>> Start

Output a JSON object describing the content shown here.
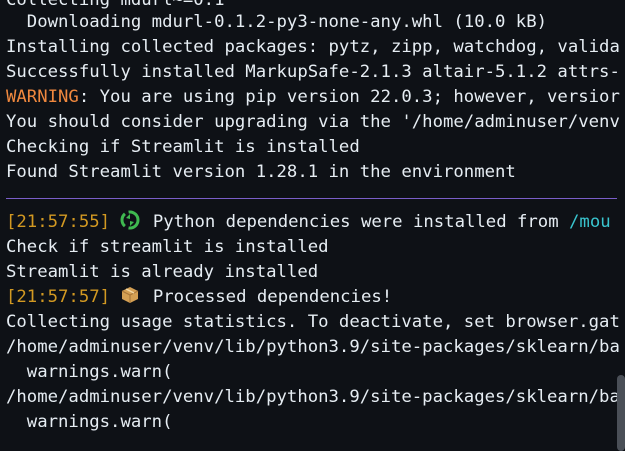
{
  "terminal": {
    "lines": [
      "Collecting mdurl~=0.1",
      "  Downloading mdurl-0.1.2-py3-none-any.whl (10.0 kB)",
      "Installing collected packages: pytz, zipp, watchdog, valida",
      "Successfully installed MarkupSafe-2.1.3 altair-5.1.2 attrs-",
      "You should consider upgrading via the '/home/adminuser/venv",
      "Checking if Streamlit is installed",
      "Found Streamlit version 1.28.1 in the environment"
    ],
    "warning_label": "WARNING",
    "warning_text": ": You are using pip version 22.0.3; however, versior",
    "deps_installed": {
      "timestamp": "[21:57:55]",
      "icon": "recycle-icon",
      "message": " Python dependencies were installed from ",
      "path": "/mou"
    },
    "check_line": "Check if streamlit is installed",
    "already_line": "Streamlit is already installed",
    "processed": {
      "timestamp": "[21:57:57]",
      "icon": "package-icon",
      "message": " Processed dependencies!"
    },
    "tail_lines": [
      "Collecting usage statistics. To deactivate, set browser.gat",
      "/home/adminuser/venv/lib/python3.9/site-packages/sklearn/ba",
      "  warnings.warn(",
      "/home/adminuser/venv/lib/python3.9/site-packages/sklearn/ba",
      "  warnings.warn("
    ],
    "colors": {
      "background": "#0e1116",
      "text": "#e6edf3",
      "warning": "#f0883e",
      "timestamp": "#d29922",
      "path": "#39c5cf",
      "divider": "#7a5ec9"
    }
  }
}
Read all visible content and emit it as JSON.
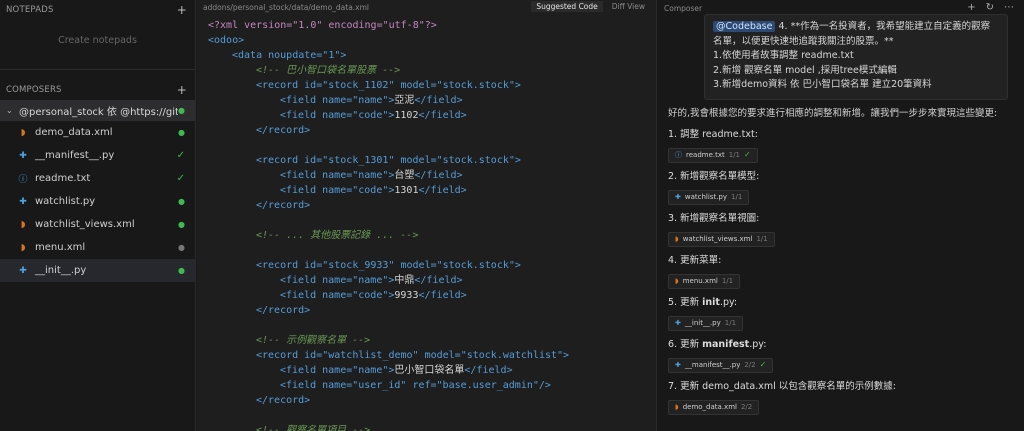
{
  "sidebar": {
    "notepads_header": "NOTEPADS",
    "notepads_empty": "Create notepads",
    "composers_header": "COMPOSERS",
    "composer_title": "@personal_stock 依 @https://git...",
    "files": [
      {
        "name": "demo_data.xml",
        "icon": "rss-icon",
        "status": "dot"
      },
      {
        "name": "__manifest__.py",
        "icon": "python-icon",
        "status": "check"
      },
      {
        "name": "readme.txt",
        "icon": "info-icon",
        "status": "check"
      },
      {
        "name": "watchlist.py",
        "icon": "python-icon",
        "status": "dot"
      },
      {
        "name": "watchlist_views.xml",
        "icon": "rss-icon",
        "status": "dot"
      },
      {
        "name": "menu.xml",
        "icon": "rss-icon",
        "status": "dot-gray"
      },
      {
        "name": "__init__.py",
        "icon": "python-icon",
        "status": "dot"
      }
    ]
  },
  "editor": {
    "path": "addons/personal_stock/data/demo_data.xml",
    "tab_suggested": "Suggested Code",
    "tab_diff": "Diff View",
    "lines": {
      "l1": "<?xml version=\"1.0\" encoding=\"utf-8\"?>",
      "l2_tag": "<odoo>",
      "l3": "<data noupdate=\"1\">",
      "c1": "<!-- 巴小智口袋名單股票 -->",
      "r1": "<record id=\"stock_1102\" model=\"stock.stock\">",
      "r1f1_name": "亞泥",
      "r1f2_code": "1102",
      "r2": "<record id=\"stock_1301\" model=\"stock.stock\">",
      "r2f1_name": "台塑",
      "r2f2_code": "1301",
      "c2": "<!-- ... 其他股票記錄 ... -->",
      "r3": "<record id=\"stock_9933\" model=\"stock.stock\">",
      "r3f1_name": "中鼎",
      "r3f2_code": "9933",
      "c3": "<!-- 示例觀察名單 -->",
      "r4": "<record id=\"watchlist_demo\" model=\"stock.watchlist\">",
      "r4f1_name": "巴小智口袋名單",
      "r4f2_ref": "base.user_admin",
      "c4": "<!-- 觀察名單項目 -->",
      "record_close": "</record>",
      "field_open_name": "<field name=\"name\">",
      "field_open_code": "<field name=\"code\">",
      "field_close": "</field>",
      "field_user": "<field name=\"user_id\" ref=\"base.user_admin\"/>"
    }
  },
  "composer": {
    "title": "Composer",
    "user_message": {
      "chip": "@Codebase",
      "text": " 4. **作為一名投資者，我希望能建立自定義的觀察名單，以便更快速地追蹤我關注的股票。**",
      "items": [
        "1.依使用者故事調整 readme.txt",
        "2.新增 觀察名單 model ,採用tree模式編輯",
        "3.新增demo資料 依 巴小智口袋名單 建立20筆資料"
      ]
    },
    "response_intro": "好的,我會根據您的要求進行相應的調整和新增。讓我們一步步來實現這些變更:",
    "steps": [
      {
        "title": "1. 調整 readme.txt:",
        "file": "readme.txt",
        "count": "1/1",
        "icon": "info-icon",
        "check": true
      },
      {
        "title": "2. 新增觀察名單模型:",
        "file": "watchlist.py",
        "count": "1/1",
        "icon": "python-icon",
        "check": false
      },
      {
        "title": "3. 新增觀察名單視圖:",
        "file": "watchlist_views.xml",
        "count": "1/1",
        "icon": "rss-icon",
        "check": false
      },
      {
        "title": "4. 更新菜單:",
        "file": "menu.xml",
        "count": "1/1",
        "icon": "rss-icon",
        "check": false
      },
      {
        "title_pre": "5. 更新 ",
        "title_bold": "init",
        "title_post": ".py:",
        "file": "__init__.py",
        "count": "1/1",
        "icon": "python-icon",
        "check": false
      },
      {
        "title_pre": "6. 更新 ",
        "title_bold": "manifest",
        "title_post": ".py:",
        "file": "__manifest__.py",
        "count": "2/2",
        "icon": "python-icon",
        "check": true
      },
      {
        "title": "7. 更新 demo_data.xml 以包含觀察名單的示例數據:",
        "file": "demo_data.xml",
        "count": "2/2",
        "icon": "rss-icon",
        "check": false
      }
    ]
  }
}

>> End

→ **EXERCISE TASK**:
Find out how many lines in the listing contain the string "field". Give the number alone.

→ **OUTPUT**:
4